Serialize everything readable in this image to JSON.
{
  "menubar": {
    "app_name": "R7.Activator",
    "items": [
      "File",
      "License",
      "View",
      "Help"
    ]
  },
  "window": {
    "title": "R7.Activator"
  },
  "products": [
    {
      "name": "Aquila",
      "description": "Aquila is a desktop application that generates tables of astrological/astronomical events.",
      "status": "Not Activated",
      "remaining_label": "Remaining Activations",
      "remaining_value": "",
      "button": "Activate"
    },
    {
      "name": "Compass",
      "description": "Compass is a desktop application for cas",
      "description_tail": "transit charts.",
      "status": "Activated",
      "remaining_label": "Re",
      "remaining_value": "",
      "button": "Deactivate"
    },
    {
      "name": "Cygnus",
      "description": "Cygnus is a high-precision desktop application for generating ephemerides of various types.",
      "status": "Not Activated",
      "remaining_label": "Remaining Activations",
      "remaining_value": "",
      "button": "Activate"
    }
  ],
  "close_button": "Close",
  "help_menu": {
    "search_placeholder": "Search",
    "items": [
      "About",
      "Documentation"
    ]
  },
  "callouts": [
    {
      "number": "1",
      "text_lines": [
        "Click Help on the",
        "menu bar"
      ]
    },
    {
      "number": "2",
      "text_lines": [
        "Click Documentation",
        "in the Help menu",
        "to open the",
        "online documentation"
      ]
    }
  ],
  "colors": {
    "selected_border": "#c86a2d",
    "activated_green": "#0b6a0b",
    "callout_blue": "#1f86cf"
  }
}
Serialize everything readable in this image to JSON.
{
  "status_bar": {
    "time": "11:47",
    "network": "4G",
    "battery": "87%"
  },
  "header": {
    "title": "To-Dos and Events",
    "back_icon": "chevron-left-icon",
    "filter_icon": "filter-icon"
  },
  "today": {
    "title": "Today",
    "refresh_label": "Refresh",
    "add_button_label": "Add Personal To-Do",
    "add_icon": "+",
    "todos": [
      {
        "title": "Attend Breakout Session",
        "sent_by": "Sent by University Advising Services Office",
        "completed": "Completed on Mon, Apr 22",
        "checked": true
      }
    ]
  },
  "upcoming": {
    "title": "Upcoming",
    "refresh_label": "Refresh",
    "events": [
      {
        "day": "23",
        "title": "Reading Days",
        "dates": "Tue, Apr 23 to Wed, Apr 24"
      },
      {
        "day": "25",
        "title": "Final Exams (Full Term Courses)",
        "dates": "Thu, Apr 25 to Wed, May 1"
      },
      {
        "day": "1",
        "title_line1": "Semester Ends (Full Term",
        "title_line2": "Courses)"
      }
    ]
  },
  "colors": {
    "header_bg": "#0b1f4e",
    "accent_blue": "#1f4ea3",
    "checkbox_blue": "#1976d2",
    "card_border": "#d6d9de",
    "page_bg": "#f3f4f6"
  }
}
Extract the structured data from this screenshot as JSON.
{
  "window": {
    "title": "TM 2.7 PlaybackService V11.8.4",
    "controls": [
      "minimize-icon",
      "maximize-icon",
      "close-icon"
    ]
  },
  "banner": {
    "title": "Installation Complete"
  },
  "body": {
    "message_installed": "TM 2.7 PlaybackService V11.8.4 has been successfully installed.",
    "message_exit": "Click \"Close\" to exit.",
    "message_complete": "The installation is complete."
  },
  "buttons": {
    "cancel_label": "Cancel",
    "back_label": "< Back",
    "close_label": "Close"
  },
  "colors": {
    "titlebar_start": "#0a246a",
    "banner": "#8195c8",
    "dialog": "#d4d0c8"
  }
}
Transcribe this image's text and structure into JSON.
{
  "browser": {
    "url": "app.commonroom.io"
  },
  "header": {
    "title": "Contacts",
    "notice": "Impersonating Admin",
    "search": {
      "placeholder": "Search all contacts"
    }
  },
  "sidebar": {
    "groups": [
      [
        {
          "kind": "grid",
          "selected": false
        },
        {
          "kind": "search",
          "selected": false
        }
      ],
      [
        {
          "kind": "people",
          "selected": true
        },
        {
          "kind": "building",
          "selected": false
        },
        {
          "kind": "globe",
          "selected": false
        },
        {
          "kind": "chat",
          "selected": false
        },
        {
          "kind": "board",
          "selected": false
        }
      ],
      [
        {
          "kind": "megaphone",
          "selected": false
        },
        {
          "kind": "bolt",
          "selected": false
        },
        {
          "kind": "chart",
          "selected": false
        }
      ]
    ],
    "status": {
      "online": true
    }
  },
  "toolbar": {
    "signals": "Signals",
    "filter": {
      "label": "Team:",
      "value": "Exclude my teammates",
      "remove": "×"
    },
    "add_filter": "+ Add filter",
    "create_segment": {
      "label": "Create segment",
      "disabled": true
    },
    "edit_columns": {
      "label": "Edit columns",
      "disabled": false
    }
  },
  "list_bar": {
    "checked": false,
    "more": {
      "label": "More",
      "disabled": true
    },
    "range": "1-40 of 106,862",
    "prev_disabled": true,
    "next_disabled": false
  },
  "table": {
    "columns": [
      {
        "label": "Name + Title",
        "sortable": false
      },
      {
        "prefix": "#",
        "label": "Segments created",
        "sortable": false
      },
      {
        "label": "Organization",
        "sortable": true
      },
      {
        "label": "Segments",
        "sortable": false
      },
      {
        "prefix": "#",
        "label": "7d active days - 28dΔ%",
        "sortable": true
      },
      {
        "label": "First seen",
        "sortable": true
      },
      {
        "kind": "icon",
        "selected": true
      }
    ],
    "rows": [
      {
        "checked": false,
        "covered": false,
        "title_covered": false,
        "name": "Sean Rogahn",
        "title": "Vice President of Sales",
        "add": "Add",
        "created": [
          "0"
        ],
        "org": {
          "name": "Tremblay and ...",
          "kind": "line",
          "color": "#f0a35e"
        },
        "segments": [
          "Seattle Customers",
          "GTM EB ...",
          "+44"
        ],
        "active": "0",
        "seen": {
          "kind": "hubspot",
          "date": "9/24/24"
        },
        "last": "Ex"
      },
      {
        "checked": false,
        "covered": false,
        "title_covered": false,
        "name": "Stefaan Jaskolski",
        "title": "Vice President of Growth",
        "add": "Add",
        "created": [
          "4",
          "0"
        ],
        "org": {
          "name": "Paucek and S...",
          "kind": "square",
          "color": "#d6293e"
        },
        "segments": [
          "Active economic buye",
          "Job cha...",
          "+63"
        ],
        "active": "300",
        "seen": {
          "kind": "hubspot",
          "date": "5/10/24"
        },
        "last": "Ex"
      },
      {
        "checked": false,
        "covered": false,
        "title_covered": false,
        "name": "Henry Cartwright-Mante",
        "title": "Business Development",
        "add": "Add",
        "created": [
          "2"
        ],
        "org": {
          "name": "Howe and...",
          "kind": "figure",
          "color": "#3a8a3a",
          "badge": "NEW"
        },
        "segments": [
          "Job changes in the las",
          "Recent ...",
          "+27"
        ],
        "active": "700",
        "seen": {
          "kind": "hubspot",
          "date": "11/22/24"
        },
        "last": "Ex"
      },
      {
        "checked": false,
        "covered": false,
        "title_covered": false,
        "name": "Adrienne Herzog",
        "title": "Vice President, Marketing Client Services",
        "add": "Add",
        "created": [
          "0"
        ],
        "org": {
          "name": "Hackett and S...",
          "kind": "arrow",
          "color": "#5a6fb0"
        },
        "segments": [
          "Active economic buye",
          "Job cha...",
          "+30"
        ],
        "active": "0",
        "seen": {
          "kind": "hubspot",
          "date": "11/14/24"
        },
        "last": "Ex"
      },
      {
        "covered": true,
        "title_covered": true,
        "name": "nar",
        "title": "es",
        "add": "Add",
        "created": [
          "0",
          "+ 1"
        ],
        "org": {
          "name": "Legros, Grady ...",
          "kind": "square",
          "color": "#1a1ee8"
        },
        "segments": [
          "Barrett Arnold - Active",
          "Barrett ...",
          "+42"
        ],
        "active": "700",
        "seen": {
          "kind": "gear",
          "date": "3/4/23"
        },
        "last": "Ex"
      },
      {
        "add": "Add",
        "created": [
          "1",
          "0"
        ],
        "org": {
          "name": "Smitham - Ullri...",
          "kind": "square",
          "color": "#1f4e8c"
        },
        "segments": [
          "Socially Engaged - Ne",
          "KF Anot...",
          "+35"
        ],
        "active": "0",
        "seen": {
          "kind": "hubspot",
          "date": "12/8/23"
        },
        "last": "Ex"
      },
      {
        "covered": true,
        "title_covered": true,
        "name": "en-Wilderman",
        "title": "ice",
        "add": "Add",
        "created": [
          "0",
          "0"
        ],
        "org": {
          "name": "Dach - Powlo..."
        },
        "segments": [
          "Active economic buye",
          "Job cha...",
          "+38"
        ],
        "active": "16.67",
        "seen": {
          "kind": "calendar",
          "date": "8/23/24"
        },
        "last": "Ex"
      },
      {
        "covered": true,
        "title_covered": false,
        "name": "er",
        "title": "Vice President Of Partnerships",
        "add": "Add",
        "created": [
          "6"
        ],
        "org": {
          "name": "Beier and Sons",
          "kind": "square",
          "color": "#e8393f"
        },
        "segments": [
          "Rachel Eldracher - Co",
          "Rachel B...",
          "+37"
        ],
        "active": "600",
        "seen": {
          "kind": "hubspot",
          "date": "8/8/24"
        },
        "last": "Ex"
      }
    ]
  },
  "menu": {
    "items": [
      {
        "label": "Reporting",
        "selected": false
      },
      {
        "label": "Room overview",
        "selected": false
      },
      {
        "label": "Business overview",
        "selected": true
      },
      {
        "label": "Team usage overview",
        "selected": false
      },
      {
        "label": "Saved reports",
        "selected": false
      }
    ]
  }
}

What is needed: Which lines in the data above contain "JSON"? Show each one.

Answer to this task:
Serialize everything readable in this image to JSON.
Serialize everything readable in this image to JSON.
Extract the structured data from this screenshot as JSON.
Transcribe this image's text and structure into JSON.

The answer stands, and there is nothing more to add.